[start of Input for this task]

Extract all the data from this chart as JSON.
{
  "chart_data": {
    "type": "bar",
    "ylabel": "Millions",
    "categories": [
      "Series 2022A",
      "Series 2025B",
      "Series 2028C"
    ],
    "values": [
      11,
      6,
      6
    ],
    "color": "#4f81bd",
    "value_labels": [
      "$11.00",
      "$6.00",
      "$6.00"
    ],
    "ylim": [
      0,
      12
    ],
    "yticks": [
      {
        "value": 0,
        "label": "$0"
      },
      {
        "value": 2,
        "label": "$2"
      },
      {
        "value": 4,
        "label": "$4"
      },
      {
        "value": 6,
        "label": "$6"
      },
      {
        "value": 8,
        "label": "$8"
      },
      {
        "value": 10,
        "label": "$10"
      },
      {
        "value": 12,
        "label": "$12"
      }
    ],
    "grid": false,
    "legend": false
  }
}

[end of Input for this task]
[start of Input for this task]

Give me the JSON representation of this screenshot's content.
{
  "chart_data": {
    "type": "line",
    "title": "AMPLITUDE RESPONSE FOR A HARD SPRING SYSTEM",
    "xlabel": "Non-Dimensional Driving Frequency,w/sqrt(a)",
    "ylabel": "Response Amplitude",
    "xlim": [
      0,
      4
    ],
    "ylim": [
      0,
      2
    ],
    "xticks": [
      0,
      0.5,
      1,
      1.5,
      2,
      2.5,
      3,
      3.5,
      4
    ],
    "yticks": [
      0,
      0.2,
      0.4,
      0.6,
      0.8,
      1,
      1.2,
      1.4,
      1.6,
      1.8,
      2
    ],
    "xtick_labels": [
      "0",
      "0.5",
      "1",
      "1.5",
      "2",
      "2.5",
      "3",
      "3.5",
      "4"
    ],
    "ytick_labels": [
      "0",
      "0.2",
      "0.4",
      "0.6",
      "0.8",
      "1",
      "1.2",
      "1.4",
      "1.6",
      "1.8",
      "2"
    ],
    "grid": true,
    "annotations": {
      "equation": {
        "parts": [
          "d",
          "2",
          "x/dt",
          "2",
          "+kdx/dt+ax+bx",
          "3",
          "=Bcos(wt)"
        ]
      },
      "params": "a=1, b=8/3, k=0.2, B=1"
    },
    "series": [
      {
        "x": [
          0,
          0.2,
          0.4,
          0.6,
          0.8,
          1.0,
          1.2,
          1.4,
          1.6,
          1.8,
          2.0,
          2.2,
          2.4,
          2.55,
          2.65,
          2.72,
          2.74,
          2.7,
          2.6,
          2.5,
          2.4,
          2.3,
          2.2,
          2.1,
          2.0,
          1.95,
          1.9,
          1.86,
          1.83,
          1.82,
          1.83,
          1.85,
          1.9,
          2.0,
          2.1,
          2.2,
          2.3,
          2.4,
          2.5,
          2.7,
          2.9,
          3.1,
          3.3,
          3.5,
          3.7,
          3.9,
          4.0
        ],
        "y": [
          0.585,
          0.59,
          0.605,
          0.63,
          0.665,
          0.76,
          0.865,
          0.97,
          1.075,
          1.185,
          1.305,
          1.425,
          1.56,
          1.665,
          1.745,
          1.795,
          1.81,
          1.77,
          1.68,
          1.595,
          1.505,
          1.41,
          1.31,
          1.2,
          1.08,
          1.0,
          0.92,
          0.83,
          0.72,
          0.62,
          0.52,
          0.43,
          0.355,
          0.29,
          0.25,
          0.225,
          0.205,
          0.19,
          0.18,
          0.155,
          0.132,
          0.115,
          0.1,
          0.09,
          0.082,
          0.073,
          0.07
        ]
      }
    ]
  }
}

[end of Input for this task]

What is required: Find the string "ylabel" in the entries above and return each line that holds it.

Problem solution:
    "ylabel": "Millions",
    "ylabel": "Response Amplitude",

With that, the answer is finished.